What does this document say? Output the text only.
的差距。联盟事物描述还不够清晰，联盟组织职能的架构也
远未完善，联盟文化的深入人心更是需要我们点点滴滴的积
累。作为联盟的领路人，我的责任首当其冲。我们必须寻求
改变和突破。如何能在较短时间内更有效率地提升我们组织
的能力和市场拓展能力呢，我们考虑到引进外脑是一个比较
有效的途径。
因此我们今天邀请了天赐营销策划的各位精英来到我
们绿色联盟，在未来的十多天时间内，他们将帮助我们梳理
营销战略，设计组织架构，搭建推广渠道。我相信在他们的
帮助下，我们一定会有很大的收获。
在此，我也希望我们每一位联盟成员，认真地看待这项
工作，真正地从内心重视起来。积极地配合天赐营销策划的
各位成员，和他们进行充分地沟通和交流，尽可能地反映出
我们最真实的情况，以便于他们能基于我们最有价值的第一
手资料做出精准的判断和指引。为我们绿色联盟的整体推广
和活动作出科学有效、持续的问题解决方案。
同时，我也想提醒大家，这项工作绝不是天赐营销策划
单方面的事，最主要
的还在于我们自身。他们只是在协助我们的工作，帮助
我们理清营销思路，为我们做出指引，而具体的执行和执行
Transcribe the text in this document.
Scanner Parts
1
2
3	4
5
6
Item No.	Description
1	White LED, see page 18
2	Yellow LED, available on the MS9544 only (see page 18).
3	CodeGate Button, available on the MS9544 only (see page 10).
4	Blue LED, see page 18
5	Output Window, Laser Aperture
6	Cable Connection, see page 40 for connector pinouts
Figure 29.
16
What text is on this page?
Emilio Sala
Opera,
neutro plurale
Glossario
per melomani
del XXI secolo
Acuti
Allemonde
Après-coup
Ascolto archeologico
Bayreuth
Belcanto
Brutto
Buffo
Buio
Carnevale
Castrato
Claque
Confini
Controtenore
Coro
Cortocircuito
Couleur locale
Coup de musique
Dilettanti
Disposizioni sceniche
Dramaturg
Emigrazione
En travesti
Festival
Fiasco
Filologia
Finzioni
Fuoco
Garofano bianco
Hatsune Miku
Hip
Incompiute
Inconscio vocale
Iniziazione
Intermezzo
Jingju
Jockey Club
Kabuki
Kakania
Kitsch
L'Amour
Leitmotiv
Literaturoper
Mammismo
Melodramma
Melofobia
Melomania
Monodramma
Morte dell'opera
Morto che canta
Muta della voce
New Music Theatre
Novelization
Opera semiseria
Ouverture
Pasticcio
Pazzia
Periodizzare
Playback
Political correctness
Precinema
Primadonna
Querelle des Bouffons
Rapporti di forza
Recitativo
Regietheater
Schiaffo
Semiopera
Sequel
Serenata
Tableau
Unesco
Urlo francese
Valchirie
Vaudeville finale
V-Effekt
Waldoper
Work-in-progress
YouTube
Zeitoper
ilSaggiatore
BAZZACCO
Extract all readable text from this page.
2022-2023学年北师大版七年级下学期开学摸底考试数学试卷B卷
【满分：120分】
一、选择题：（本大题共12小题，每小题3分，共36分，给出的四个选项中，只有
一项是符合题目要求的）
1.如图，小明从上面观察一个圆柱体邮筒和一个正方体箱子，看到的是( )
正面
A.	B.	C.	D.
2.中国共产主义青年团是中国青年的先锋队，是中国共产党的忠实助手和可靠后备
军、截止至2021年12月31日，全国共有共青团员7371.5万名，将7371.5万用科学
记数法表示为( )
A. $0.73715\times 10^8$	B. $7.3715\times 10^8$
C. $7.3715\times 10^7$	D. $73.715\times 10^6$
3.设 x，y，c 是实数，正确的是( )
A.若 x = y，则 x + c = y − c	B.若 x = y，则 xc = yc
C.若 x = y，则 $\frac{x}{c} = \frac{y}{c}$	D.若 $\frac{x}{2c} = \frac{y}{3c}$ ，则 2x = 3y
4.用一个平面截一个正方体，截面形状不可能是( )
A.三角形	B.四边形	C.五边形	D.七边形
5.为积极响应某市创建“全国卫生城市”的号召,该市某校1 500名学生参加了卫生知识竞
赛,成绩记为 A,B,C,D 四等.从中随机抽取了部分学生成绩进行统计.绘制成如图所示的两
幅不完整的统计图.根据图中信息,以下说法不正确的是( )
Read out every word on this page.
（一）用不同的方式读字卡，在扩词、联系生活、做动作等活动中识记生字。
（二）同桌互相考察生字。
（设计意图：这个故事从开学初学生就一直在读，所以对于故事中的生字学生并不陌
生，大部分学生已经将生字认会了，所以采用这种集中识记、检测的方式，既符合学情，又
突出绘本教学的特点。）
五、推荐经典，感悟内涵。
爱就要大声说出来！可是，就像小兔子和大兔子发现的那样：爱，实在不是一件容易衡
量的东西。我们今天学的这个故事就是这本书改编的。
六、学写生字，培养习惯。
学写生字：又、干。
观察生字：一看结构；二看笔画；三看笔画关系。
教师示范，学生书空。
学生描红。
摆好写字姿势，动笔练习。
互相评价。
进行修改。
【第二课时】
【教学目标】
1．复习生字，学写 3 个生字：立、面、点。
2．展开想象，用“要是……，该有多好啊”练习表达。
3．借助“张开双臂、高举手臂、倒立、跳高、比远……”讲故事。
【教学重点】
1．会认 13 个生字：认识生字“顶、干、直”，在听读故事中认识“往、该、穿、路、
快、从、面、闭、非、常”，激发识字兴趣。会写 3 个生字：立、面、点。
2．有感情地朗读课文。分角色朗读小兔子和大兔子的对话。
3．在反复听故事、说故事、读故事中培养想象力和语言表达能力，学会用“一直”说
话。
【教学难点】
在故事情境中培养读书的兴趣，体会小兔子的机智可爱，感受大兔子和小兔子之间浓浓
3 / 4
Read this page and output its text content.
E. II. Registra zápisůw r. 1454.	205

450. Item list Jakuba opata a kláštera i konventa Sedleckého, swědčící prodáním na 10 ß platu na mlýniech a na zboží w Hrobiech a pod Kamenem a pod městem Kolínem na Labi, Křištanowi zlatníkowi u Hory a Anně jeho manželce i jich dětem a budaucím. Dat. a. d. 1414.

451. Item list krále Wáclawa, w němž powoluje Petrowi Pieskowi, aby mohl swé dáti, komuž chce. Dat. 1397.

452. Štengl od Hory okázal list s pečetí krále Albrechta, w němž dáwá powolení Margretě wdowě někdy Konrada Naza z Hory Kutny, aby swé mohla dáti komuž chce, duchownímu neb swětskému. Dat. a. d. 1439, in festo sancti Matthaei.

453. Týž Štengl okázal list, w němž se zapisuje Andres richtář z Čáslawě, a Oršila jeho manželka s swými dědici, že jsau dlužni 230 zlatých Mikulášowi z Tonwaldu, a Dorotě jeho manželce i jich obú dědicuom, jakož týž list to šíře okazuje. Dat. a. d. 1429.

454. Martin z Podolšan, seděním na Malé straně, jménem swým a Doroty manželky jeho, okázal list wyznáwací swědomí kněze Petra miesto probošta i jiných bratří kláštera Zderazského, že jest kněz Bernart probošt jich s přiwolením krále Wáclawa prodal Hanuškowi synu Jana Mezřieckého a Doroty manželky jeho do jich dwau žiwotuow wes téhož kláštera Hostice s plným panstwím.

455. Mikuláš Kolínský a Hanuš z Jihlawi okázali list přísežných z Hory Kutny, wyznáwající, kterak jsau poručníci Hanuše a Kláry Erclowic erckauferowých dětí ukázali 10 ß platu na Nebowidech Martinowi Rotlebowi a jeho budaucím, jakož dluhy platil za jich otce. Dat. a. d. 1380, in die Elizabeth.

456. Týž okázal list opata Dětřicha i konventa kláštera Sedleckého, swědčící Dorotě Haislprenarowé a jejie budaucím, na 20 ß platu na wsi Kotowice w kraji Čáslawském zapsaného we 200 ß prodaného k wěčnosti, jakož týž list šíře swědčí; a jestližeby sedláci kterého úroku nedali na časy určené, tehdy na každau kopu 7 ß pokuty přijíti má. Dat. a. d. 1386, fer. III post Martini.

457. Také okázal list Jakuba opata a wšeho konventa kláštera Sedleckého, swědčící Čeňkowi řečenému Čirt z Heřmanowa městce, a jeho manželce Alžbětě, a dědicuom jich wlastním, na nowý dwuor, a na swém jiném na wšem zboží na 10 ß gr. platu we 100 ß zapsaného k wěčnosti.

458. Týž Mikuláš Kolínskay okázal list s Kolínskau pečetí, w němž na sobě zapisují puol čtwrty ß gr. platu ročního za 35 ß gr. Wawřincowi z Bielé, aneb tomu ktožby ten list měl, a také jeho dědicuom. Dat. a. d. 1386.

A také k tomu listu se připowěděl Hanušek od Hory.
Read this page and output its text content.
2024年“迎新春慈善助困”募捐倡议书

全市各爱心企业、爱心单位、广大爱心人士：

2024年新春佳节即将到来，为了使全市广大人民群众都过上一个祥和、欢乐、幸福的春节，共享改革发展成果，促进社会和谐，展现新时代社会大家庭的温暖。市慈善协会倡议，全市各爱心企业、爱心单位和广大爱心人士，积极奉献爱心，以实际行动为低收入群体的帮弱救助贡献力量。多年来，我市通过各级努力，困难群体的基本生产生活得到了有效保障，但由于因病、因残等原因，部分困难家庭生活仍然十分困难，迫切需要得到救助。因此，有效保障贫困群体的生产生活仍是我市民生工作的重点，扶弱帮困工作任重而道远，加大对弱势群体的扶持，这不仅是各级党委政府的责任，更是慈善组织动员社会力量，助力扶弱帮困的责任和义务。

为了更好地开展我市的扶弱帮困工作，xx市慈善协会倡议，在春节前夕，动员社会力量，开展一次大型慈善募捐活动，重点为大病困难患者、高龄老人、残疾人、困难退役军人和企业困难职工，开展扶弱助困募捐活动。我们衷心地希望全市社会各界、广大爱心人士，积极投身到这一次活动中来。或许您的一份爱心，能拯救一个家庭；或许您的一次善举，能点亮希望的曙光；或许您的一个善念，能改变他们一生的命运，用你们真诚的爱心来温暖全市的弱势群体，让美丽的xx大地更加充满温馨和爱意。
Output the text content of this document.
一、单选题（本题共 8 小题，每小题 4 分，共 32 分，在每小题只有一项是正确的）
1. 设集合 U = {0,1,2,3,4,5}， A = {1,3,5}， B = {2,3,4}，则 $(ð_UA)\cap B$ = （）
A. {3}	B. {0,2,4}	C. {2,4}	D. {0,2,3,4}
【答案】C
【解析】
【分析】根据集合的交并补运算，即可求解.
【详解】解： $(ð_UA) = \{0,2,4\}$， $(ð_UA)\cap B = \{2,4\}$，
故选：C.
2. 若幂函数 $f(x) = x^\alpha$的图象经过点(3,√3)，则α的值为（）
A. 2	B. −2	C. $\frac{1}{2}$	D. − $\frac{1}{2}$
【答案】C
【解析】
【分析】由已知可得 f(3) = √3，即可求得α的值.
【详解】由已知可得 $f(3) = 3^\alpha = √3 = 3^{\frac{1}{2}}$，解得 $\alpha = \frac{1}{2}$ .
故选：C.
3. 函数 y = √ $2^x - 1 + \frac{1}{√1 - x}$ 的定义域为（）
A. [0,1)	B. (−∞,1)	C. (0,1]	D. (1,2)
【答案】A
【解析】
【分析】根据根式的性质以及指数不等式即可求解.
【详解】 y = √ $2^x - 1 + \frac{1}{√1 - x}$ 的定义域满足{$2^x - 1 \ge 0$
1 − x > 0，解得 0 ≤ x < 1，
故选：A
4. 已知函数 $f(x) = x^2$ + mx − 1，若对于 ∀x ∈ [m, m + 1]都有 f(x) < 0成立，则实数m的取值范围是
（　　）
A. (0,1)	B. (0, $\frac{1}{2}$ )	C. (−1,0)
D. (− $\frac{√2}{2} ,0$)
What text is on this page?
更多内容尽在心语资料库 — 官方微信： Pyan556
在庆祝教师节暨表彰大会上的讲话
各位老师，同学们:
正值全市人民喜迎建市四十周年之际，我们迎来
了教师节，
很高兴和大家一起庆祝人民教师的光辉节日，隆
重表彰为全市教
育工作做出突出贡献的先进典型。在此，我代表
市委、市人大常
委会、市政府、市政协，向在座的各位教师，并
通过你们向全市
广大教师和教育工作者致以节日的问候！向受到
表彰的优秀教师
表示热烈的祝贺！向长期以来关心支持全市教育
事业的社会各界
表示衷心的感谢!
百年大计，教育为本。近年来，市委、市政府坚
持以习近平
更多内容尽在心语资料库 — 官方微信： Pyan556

+-------+

> [Work required]: Copy all lines from the entries that contain the word "jsau".

> [Exercise answer]:
453. Týž Štengl okázal list, w němž se zapisuje Andres richtář z Čáslawě, a Oršila jeho manželka s swými dědici, že jsau dlužni 230 zlatých Mikulášowi z Tonwaldu, a Dorotě jeho manželce i jich obú dědicuom, jakož týž list to šíře okazuje. Dat. a. d. 1429.
455. Mikuláš Kolínský a Hanuš z Jihlawi okázali list přísežných z Hory Kutny, wyznáwající, kterak jsau poručníci Hanuše a Kláry Erclowic erckauferowých dětí ukázali 10 ß platu na Nebowidech Martinowi Rotlebowi a jeho budaucím, jakož dluhy platil za jich otce. Dat. a. d. 1380, in die Elizabeth.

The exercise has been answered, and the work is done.